Goal >>
Reproduce all entries verbatim, with nothing added or dropped.

Extracted data entries:
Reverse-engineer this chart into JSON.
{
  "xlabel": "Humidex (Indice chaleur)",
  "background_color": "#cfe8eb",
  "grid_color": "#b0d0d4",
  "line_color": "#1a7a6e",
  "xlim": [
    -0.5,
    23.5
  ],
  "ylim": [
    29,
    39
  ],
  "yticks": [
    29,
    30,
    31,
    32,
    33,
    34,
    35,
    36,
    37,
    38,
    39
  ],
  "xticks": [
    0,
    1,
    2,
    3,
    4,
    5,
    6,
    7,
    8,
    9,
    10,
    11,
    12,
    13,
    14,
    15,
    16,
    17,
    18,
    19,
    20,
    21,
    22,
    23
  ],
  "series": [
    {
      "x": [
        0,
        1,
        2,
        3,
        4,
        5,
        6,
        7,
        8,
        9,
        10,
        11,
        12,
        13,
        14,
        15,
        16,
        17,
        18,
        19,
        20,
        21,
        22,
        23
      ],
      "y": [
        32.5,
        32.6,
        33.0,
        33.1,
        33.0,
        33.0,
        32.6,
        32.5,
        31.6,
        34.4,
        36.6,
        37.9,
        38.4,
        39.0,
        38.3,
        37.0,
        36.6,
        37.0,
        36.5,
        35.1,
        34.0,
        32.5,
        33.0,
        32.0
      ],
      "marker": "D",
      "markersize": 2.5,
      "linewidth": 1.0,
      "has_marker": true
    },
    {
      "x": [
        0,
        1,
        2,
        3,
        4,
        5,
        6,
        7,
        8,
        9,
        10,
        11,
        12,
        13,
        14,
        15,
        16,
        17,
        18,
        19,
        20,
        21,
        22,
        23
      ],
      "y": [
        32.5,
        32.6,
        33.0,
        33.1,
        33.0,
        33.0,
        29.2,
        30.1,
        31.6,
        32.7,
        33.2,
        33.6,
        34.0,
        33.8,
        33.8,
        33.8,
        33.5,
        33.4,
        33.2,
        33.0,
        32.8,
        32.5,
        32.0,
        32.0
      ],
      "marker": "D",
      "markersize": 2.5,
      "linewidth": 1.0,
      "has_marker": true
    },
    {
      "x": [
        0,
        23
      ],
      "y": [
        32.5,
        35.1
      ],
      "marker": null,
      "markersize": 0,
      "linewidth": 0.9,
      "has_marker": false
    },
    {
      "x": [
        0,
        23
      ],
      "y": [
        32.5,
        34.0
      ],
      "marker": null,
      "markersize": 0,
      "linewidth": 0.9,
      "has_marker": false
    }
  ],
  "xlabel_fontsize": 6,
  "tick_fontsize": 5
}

Solution to the exercise >>
Reverse-engineer this chart into JSON.
{
  "xlabel": "Humidex (Indice chaleur)",
  "background_color": "#cfe8eb",
  "grid_color": "#b0d0d4",
  "line_color": "#1a7a6e",
  "xlim": [
    -0.5,
    23.5
  ],
  "ylim": [
    29,
    39
  ],
  "yticks": [
    29,
    30,
    31,
    32,
    33,
    34,
    35,
    36,
    37,
    38,
    39
  ],
  "xticks": [
    0,
    1,
    2,
    3,
    4,
    5,
    6,
    7,
    8,
    9,
    10,
    11,
    12,
    13,
    14,
    15,
    16,
    17,
    18,
    19,
    20,
    21,
    22,
    23
  ],
  "series": [
    {
      "x": [
        0,
        1,
        2,
        3,
        4,
        5,
        6,
        7,
        8,
        9,
        10,
        11,
        12,
        13,
        14,
        15,
        16,
        17,
        18,
        19,
        20,
        21,
        22,
        23
      ],
      "y": [
        32.5,
        32.6,
        33.0,
        33.1,
        33.0,
        33.0,
        32.6,
        32.5,
        31.6,
        34.4,
        36.6,
        37.9,
        38.4,
        39.0,
        38.3,
        37.0,
        36.6,
        37.0,
        36.5,
        35.1,
        34.0,
        32.5,
        33.0,
        32.0
      ],
      "marker": "D",
      "markersize": 2.5,
      "linewidth": 1.0,
      "has_marker": true
    },
    {
      "x": [
        0,
        1,
        2,
        3,
        4,
        5,
        6,
        7,
        8,
        9,
        10,
        11,
        12,
        13,
        14,
        15,
        16,
        17,
        18,
        19,
        20,
        21,
        22,
        23
      ],
      "y": [
        32.5,
        32.6,
        33.0,
        33.1,
        33.0,
        33.0,
        29.2,
        30.1,
        31.6,
        32.7,
        33.2,
        33.6,
        34.0,
        33.8,
        33.8,
        33.8,
        33.5,
        33.4,
        33.2,
        33.0,
        32.8,
        32.5,
        32.0,
        32.0
      ],
      "marker": "D",
      "markersize": 2.5,
      "linewidth": 1.0,
      "has_marker": true
    },
    {
      "x": [
        0,
        23
      ],
      "y": [
        32.5,
        35.1
      ],
      "marker": null,
      "markersize": 0,
      "linewidth": 0.9,
      "has_marker": false
    },
    {
      "x": [
        0,
        23
      ],
      "y": [
        32.5,
        34.0
      ],
      "marker": null,
      "markersize": 0,
      "linewidth": 0.9,
      "has_marker": false
    }
  ],
  "xlabel_fontsize": 6,
  "tick_fontsize": 5
}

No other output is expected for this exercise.